▶ Activity
From the records below, copy every line that contains the word "labels".

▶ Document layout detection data
═══
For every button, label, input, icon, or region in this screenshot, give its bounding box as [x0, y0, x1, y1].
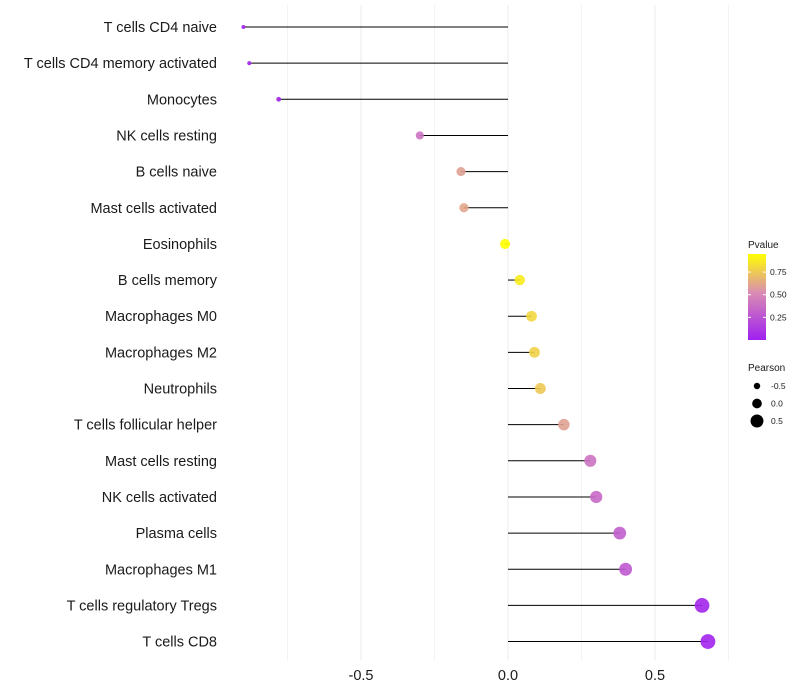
y-tick-label: Macrophages M1	[105, 562, 217, 578]
pvalue-legend-title: Pvalue	[748, 240, 779, 251]
pearson-legend-label: 0.0	[771, 399, 783, 409]
x-tick-label: 0.0	[498, 668, 518, 684]
pearson-legend-label: -0.5	[771, 381, 786, 391]
y-tick-label: Plasma cells	[136, 526, 217, 542]
y-tick-label: T cells CD4 memory activated	[24, 56, 217, 72]
lollipop-points	[241, 25, 716, 649]
pearson-legend-label: 0.5	[771, 416, 783, 426]
y-tick-label: Mast cells resting	[105, 454, 217, 470]
pearson-legend-title: Pearson	[748, 363, 785, 374]
y-tick-label: Eosinophils	[143, 237, 217, 253]
lollipop-point	[276, 96, 282, 102]
lollipop-point	[514, 274, 525, 286]
y-axis-labels: T cells CD4 naive T cells CD4 memory acti…	[24, 20, 218, 651]
y-tick-label: T cells follicular helper	[74, 418, 217, 434]
lollipop-point	[415, 131, 424, 140]
lollipop-point	[534, 383, 546, 394]
lollipop-point	[619, 562, 633, 576]
pvalue-legend-label: 0.25	[770, 312, 787, 322]
lollipop-segments	[243, 26, 708, 643]
y-tick-label: Monocytes	[147, 92, 217, 108]
y-tick-label: T cells CD8	[142, 635, 217, 651]
y-tick-label: B cells naive	[136, 165, 217, 181]
pvalue-colorbar	[748, 254, 766, 340]
pearson-legend-key	[753, 382, 761, 390]
lollipop-point	[500, 238, 511, 249]
y-tick-label: Mast cells activated	[90, 201, 217, 217]
legend: Pvalue 0.75 0.50 0.25 Pearson -0.5 0.0 0.5	[748, 240, 787, 428]
x-tick-label: -0.5	[349, 668, 374, 684]
lollipop-point	[247, 61, 252, 66]
lollipop-point	[456, 167, 466, 177]
lollipop-point	[694, 598, 710, 613]
pearson-legend-key	[752, 398, 762, 409]
pearson-legend-key	[750, 414, 764, 428]
lollipop-point	[526, 310, 537, 322]
lollipop-point	[700, 634, 716, 649]
y-tick-label: Macrophages M2	[105, 345, 217, 361]
lollipop-point	[584, 454, 597, 467]
lollipop-point	[590, 490, 603, 504]
lollipop-point	[529, 346, 540, 358]
lollipop-point	[241, 25, 246, 29]
pvalue-legend-label: 0.75	[770, 267, 787, 277]
x-axis-labels: -0.5 0.0 0.5	[349, 668, 666, 684]
y-tick-label: Neutrophils	[144, 382, 217, 398]
grid-lines	[287, 5, 729, 660]
y-tick-label: Macrophages M0	[105, 309, 217, 325]
x-tick-label: 0.5	[645, 668, 665, 684]
y-tick-label: T cells regulatory Tregs	[67, 598, 217, 614]
lollipop-point	[613, 526, 627, 540]
y-tick-label: B cells memory	[118, 273, 218, 289]
y-tick-label: NK cells resting	[116, 128, 217, 144]
y-tick-label: T cells CD4 naive	[104, 20, 217, 36]
lollipop-point	[459, 203, 469, 213]
pvalue-legend-label: 0.50	[770, 290, 787, 300]
y-tick-label: NK cells activated	[102, 490, 217, 506]
lollipop-point	[558, 418, 570, 431]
═══
▶ Finished task
y-axis-labels: T cells CD4 naive T cells CD4 memory acti…	[24, 20, 218, 651]
x-axis-labels: -0.5 0.0 0.5	[349, 668, 666, 684]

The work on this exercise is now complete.